**Records from a dataset**

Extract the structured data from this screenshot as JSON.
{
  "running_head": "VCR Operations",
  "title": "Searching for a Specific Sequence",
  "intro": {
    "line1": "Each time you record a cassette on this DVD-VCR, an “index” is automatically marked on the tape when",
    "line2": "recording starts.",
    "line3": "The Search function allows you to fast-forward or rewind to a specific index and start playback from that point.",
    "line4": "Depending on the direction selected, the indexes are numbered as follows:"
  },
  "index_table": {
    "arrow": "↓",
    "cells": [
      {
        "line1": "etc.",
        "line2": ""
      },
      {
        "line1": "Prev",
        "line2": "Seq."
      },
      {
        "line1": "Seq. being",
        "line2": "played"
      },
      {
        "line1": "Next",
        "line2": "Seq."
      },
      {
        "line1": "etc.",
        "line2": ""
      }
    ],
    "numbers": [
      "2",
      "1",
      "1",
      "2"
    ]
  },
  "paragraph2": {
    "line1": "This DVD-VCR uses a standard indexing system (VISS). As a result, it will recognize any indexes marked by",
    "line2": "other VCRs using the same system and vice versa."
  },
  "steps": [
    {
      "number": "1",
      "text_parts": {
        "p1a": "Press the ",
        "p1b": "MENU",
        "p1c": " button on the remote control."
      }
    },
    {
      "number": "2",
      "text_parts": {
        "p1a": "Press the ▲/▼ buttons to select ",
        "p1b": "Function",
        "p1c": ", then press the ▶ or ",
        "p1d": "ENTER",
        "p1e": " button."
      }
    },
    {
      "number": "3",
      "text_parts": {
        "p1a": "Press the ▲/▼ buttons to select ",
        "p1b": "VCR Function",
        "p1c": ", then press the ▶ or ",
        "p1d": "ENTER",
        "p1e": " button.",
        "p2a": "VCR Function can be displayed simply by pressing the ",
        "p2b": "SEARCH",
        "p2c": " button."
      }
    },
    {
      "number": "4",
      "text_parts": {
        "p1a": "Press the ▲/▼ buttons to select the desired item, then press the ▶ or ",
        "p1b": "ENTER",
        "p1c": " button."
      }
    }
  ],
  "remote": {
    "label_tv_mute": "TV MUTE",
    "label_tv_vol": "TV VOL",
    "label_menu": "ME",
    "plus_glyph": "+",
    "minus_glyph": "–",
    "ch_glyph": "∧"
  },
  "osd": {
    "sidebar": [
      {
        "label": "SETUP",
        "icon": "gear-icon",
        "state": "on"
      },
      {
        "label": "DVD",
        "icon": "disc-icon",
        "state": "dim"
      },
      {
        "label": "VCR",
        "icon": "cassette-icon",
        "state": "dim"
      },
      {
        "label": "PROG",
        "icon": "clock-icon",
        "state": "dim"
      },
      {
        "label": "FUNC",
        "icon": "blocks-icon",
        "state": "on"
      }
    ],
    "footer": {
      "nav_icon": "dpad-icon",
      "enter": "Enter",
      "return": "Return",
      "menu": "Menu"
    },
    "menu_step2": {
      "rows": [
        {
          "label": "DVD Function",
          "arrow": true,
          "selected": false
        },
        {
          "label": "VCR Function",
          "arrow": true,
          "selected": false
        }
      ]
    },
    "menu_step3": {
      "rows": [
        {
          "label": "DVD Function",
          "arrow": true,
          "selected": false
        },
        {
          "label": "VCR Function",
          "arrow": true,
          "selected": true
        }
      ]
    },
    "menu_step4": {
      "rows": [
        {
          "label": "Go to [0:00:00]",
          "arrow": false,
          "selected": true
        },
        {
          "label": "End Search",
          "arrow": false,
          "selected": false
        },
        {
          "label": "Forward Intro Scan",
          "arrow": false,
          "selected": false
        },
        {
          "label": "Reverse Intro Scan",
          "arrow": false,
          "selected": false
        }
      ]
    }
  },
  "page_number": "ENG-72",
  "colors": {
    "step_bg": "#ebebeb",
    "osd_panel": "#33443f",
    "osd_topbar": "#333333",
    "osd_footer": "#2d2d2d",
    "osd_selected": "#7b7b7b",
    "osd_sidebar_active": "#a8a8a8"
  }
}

**Task requirements**
Each line of the material must be restated exactly.

**Final result**
Extract the structured data from this screenshot as JSON.
{
  "running_head": "VCR Operations",
  "title": "Searching for a Specific Sequence",
  "intro": {
    "line1": "Each time you record a cassette on this DVD-VCR, an “index” is automatically marked on the tape when",
    "line2": "recording starts.",
    "line3": "The Search function allows you to fast-forward or rewind to a specific index and start playback from that point.",
    "line4": "Depending on the direction selected, the indexes are numbered as follows:"
  },
  "index_table": {
    "arrow": "↓",
    "cells": [
      {
        "line1": "etc.",
        "line2": ""
      },
      {
        "line1": "Prev",
        "line2": "Seq."
      },
      {
        "line1": "Seq. being",
        "line2": "played"
      },
      {
        "line1": "Next",
        "line2": "Seq."
      },
      {
        "line1": "etc.",
        "line2": ""
      }
    ],
    "numbers": [
      "2",
      "1",
      "1",
      "2"
    ]
  },
  "paragraph2": {
    "line1": "This DVD-VCR uses a standard indexing system (VISS). As a result, it will recognize any indexes marked by",
    "line2": "other VCRs using the same system and vice versa."
  },
  "steps": [
    {
      "number": "1",
      "text_parts": {
        "p1a": "Press the ",
        "p1b": "MENU",
        "p1c": " button on the remote control."
      }
    },
    {
      "number": "2",
      "text_parts": {
        "p1a": "Press the ▲/▼ buttons to select ",
        "p1b": "Function",
        "p1c": ", then press the ▶ or ",
        "p1d": "ENTER",
        "p1e": " button."
      }
    },
    {
      "number": "3",
      "text_parts": {
        "p1a": "Press the ▲/▼ buttons to select ",
        "p1b": "VCR Function",
        "p1c": ", then press the ▶ or ",
        "p1d": "ENTER",
        "p1e": " button.",
        "p2a": "VCR Function can be displayed simply by pressing the ",
        "p2b": "SEARCH",
        "p2c": " button."
      }
    },
    {
      "number": "4",
      "text_parts": {
        "p1a": "Press the ▲/▼ buttons to select the desired item, then press the ▶ or ",
        "p1b": "ENTER",
        "p1c": " button."
      }
    }
  ],
  "remote": {
    "label_tv_mute": "TV MUTE",
    "label_tv_vol": "TV VOL",
    "label_menu": "ME",
    "plus_glyph": "+",
    "minus_glyph": "–",
    "ch_glyph": "∧"
  },
  "osd": {
    "sidebar": [
      {
        "label": "SETUP",
        "icon": "gear-icon",
        "state": "on"
      },
      {
        "label": "DVD",
        "icon": "disc-icon",
        "state": "dim"
      },
      {
        "label": "VCR",
        "icon": "cassette-icon",
        "state": "dim"
      },
      {
        "label": "PROG",
        "icon": "clock-icon",
        "state": "dim"
      },
      {
        "label": "FUNC",
        "icon": "blocks-icon",
        "state": "on"
      }
    ],
    "footer": {
      "nav_icon": "dpad-icon",
      "enter": "Enter",
      "return": "Return",
      "menu": "Menu"
    },
    "menu_step2": {
      "rows": [
        {
          "label": "DVD Function",
          "arrow": true,
          "selected": false
        },
        {
          "label": "VCR Function",
          "arrow": true,
          "selected": false
        }
      ]
    },
    "menu_step3": {
      "rows": [
        {
          "label": "DVD Function",
          "arrow": true,
          "selected": false
        },
        {
          "label": "VCR Function",
          "arrow": true,
          "selected": true
        }
      ]
    },
    "menu_step4": {
      "rows": [
        {
          "label": "Go to [0:00:00]",
          "arrow": false,
          "selected": true
        },
        {
          "label": "End Search",
          "arrow": false,
          "selected": false
        },
        {
          "label": "Forward Intro Scan",
          "arrow": false,
          "selected": false
        },
        {
          "label": "Reverse Intro Scan",
          "arrow": false,
          "selected": false
        }
      ]
    }
  },
  "page_number": "ENG-72",
  "colors": {
    "step_bg": "#ebebeb",
    "osd_panel": "#33443f",
    "osd_topbar": "#333333",
    "osd_footer": "#2d2d2d",
    "osd_selected": "#7b7b7b",
    "osd_sidebar_active": "#a8a8a8"
  }
}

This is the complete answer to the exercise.